***** Record set

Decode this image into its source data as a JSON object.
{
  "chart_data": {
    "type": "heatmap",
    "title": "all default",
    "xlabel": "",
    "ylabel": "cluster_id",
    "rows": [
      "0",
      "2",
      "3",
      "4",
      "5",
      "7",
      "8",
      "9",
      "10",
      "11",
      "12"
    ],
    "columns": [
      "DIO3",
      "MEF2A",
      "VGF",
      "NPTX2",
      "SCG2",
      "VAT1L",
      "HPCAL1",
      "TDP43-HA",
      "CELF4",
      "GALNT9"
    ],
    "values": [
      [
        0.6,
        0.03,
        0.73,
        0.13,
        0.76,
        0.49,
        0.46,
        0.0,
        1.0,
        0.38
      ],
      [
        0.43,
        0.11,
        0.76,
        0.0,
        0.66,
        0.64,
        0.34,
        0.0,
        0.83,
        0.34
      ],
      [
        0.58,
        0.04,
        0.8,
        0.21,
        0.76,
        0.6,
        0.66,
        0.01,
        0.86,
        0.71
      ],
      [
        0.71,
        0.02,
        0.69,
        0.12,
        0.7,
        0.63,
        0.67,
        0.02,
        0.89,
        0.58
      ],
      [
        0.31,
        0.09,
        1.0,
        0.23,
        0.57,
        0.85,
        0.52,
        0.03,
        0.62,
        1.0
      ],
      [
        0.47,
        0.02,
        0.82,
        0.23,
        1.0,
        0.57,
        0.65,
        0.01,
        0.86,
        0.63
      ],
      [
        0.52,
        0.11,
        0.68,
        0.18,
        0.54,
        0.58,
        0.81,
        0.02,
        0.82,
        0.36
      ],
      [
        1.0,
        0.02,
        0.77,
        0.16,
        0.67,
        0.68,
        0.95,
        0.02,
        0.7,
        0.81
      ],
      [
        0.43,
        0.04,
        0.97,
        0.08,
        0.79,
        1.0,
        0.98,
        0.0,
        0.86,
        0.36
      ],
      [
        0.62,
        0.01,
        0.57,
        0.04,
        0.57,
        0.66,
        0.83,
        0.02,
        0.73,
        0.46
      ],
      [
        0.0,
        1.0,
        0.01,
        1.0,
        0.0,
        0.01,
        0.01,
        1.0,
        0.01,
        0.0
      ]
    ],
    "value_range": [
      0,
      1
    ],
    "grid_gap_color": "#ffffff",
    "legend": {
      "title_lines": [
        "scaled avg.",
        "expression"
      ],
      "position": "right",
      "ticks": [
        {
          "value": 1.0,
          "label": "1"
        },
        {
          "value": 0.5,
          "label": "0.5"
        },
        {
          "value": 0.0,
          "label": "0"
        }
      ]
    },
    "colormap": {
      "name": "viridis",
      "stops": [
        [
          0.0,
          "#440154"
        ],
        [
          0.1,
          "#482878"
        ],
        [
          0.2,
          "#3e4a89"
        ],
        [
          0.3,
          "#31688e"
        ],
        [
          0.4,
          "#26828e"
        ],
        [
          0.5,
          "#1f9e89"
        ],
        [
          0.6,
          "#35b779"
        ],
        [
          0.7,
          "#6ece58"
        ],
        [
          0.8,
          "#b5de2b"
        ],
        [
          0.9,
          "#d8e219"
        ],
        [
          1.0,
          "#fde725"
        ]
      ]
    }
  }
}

**********

> [Description of the task] Give back the whole listing exactly as it reads.

> [Solution to this task]
Decode this image into its source data as a JSON object.
{
  "chart_data": {
    "type": "heatmap",
    "title": "all default",
    "xlabel": "",
    "ylabel": "cluster_id",
    "rows": [
      "0",
      "2",
      "3",
      "4",
      "5",
      "7",
      "8",
      "9",
      "10",
      "11",
      "12"
    ],
    "columns": [
      "DIO3",
      "MEF2A",
      "VGF",
      "NPTX2",
      "SCG2",
      "VAT1L",
      "HPCAL1",
      "TDP43-HA",
      "CELF4",
      "GALNT9"
    ],
    "values": [
      [
        0.6,
        0.03,
        0.73,
        0.13,
        0.76,
        0.49,
        0.46,
        0.0,
        1.0,
        0.38
      ],
      [
        0.43,
        0.11,
        0.76,
        0.0,
        0.66,
        0.64,
        0.34,
        0.0,
        0.83,
        0.34
      ],
      [
        0.58,
        0.04,
        0.8,
        0.21,
        0.76,
        0.6,
        0.66,
        0.01,
        0.86,
        0.71
      ],
      [
        0.71,
        0.02,
        0.69,
        0.12,
        0.7,
        0.63,
        0.67,
        0.02,
        0.89,
        0.58
      ],
      [
        0.31,
        0.09,
        1.0,
        0.23,
        0.57,
        0.85,
        0.52,
        0.03,
        0.62,
        1.0
      ],
      [
        0.47,
        0.02,
        0.82,
        0.23,
        1.0,
        0.57,
        0.65,
        0.01,
        0.86,
        0.63
      ],
      [
        0.52,
        0.11,
        0.68,
        0.18,
        0.54,
        0.58,
        0.81,
        0.02,
        0.82,
        0.36
      ],
      [
        1.0,
        0.02,
        0.77,
        0.16,
        0.67,
        0.68,
        0.95,
        0.02,
        0.7,
        0.81
      ],
      [
        0.43,
        0.04,
        0.97,
        0.08,
        0.79,
        1.0,
        0.98,
        0.0,
        0.86,
        0.36
      ],
      [
        0.62,
        0.01,
        0.57,
        0.04,
        0.57,
        0.66,
        0.83,
        0.02,
        0.73,
        0.46
      ],
      [
        0.0,
        1.0,
        0.01,
        1.0,
        0.0,
        0.01,
        0.01,
        1.0,
        0.01,
        0.0
      ]
    ],
    "value_range": [
      0,
      1
    ],
    "grid_gap_color": "#ffffff",
    "legend": {
      "title_lines": [
        "scaled avg.",
        "expression"
      ],
      "position": "right",
      "ticks": [
        {
          "value": 1.0,
          "label": "1"
        },
        {
          "value": 0.5,
          "label": "0.5"
        },
        {
          "value": 0.0,
          "label": "0"
        }
      ]
    },
    "colormap": {
      "name": "viridis",
      "stops": [
        [
          0.0,
          "#440154"
        ],
        [
          0.1,
          "#482878"
        ],
        [
          0.2,
          "#3e4a89"
        ],
        [
          0.3,
          "#31688e"
        ],
        [
          0.4,
          "#26828e"
        ],
        [
          0.5,
          "#1f9e89"
        ],
        [
          0.6,
          "#35b779"
        ],
        [
          0.7,
          "#6ece58"
        ],
        [
          0.8,
          "#b5de2b"
        ],
        [
          0.9,
          "#d8e219"
        ],
        [
          1.0,
          "#fde725"
        ]
      ]
    }
  }
}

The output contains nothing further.